**YOUR INSTRUCTIONS:**
Look through the records that follow. Copy every line containing the word "ylabel".

[BEGIN STORED DATA]

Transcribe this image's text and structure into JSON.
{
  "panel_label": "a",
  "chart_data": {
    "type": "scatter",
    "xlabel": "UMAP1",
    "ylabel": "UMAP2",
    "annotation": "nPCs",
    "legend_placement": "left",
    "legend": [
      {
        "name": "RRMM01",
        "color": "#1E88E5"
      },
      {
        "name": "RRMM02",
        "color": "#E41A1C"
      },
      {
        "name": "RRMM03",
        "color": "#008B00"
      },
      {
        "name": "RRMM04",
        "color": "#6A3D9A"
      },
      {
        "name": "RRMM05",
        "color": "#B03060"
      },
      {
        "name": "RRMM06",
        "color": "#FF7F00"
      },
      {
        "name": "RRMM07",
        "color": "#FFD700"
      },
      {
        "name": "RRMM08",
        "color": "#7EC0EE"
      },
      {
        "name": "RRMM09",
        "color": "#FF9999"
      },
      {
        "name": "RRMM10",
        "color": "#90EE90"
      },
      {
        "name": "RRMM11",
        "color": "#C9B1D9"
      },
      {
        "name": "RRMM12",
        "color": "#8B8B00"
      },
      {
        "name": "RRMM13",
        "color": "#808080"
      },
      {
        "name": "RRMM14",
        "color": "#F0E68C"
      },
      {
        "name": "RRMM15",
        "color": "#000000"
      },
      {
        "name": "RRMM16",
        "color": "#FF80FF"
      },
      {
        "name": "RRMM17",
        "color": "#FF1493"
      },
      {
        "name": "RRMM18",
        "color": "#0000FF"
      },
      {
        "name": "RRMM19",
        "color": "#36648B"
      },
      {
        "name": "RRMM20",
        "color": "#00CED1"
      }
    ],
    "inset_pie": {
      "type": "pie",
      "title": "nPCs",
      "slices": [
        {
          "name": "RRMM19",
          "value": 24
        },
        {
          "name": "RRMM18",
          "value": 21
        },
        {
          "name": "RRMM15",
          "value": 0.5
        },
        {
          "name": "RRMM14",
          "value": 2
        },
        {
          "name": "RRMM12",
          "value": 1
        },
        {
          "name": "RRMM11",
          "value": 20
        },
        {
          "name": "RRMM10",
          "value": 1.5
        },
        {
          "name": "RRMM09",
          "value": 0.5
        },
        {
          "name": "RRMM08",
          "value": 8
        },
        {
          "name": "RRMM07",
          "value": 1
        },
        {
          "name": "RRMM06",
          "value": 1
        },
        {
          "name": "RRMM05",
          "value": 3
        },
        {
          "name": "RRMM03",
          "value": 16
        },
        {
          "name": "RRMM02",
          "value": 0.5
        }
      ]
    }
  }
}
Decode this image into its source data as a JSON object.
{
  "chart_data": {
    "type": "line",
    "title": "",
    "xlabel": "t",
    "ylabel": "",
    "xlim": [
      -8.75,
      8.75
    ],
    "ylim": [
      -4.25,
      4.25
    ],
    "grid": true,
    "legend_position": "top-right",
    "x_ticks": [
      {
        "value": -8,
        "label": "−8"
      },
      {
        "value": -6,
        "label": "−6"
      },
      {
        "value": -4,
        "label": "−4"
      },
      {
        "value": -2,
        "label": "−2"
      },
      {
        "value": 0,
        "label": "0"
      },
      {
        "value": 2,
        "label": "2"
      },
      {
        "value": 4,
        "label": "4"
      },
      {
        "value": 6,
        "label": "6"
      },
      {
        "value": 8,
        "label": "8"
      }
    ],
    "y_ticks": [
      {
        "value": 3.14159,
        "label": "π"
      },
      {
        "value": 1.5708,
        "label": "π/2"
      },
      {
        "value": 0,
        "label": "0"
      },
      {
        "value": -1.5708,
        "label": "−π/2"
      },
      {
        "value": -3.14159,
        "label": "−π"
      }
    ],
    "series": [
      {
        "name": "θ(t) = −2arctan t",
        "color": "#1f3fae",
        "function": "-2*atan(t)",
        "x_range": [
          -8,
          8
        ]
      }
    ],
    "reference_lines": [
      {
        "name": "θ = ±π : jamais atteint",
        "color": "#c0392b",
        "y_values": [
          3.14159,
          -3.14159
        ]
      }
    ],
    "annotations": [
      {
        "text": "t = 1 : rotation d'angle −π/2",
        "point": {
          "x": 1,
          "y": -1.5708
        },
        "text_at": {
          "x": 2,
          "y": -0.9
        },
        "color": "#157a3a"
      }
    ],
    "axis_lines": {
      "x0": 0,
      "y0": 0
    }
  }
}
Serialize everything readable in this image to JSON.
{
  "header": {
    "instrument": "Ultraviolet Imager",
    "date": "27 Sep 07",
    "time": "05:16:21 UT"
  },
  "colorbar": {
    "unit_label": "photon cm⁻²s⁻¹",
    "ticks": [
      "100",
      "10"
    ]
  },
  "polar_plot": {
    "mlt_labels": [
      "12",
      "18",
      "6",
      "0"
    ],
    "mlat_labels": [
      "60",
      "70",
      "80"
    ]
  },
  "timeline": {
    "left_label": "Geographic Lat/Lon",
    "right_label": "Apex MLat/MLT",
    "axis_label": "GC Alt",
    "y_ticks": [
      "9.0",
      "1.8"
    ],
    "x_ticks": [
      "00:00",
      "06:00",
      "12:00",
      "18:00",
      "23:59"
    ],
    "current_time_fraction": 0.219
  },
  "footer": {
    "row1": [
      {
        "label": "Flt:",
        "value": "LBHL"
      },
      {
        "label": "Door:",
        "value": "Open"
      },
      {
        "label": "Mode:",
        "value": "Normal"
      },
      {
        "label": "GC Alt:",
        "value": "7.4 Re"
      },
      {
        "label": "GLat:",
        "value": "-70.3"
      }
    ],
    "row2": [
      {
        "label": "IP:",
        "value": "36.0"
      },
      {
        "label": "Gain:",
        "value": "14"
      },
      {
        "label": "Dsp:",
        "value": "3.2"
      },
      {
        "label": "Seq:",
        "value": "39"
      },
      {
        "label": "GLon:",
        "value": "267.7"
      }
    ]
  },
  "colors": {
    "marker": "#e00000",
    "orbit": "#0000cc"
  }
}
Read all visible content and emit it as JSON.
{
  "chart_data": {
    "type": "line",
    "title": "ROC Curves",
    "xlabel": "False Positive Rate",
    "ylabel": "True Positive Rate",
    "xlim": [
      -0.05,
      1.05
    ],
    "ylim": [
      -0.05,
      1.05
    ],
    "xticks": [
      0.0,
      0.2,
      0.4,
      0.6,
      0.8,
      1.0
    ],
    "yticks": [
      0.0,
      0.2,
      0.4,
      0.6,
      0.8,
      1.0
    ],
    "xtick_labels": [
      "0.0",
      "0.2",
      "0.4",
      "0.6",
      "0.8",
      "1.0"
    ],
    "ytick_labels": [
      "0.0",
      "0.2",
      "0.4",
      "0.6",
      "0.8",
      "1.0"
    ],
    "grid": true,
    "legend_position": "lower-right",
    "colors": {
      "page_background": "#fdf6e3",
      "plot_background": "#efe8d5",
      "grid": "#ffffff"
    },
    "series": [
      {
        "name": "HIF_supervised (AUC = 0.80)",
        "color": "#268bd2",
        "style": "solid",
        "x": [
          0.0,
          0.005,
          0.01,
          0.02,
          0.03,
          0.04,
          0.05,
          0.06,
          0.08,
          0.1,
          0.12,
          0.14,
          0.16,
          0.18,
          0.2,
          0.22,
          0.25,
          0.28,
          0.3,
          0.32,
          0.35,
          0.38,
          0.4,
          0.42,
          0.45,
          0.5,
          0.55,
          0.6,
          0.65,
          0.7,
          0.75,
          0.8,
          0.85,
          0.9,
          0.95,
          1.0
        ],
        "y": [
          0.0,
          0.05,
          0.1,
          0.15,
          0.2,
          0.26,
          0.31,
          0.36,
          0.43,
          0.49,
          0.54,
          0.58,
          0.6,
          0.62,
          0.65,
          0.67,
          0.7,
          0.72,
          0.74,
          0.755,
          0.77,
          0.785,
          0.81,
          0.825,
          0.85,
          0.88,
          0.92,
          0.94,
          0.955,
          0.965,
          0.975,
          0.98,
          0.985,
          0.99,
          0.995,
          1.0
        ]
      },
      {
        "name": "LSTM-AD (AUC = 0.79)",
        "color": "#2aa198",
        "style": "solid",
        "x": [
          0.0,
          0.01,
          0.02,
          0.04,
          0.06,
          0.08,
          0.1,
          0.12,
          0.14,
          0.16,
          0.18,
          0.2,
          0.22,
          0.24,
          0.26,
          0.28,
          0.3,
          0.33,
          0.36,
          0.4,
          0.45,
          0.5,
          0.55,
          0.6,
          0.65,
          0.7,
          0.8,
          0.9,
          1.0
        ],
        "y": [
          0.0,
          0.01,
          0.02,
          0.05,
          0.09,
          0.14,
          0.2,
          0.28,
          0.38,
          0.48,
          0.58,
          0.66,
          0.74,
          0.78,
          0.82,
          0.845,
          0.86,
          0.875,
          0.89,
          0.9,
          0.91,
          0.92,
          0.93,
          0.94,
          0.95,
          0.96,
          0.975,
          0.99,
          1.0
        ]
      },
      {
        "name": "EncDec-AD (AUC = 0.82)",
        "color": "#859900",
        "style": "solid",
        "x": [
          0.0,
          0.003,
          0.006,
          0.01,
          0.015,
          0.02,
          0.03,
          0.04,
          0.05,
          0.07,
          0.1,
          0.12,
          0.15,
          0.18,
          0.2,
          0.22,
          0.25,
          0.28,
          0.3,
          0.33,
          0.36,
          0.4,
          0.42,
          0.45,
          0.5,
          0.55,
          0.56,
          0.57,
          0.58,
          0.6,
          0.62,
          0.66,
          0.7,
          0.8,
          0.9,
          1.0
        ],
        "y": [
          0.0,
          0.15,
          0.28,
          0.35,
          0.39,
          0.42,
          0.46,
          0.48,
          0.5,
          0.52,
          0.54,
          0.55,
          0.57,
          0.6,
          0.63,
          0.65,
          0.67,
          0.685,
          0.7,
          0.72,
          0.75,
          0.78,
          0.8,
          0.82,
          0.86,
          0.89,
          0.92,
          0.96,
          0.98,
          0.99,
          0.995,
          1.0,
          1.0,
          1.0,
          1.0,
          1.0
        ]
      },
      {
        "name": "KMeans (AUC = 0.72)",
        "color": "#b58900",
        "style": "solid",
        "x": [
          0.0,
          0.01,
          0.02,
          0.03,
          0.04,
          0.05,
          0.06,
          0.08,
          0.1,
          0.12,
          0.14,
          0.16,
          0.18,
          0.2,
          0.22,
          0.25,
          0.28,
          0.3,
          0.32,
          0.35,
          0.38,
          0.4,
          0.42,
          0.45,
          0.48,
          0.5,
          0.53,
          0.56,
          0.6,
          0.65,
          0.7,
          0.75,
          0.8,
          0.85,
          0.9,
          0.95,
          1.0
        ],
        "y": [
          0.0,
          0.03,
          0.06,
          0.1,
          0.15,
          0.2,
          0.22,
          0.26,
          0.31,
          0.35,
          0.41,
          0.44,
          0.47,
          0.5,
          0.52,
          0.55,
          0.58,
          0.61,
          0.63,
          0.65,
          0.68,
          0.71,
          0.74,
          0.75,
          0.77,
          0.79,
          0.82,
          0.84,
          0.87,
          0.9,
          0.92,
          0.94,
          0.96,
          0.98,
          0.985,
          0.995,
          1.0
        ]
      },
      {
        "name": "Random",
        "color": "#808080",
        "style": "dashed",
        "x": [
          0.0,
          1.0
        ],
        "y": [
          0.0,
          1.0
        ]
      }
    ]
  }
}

[END STORED DATA]

**THE ANSWER:**
    "ylabel": "UMAP2",
    "ylabel": "",
    "ylabel": "True Positive Rate",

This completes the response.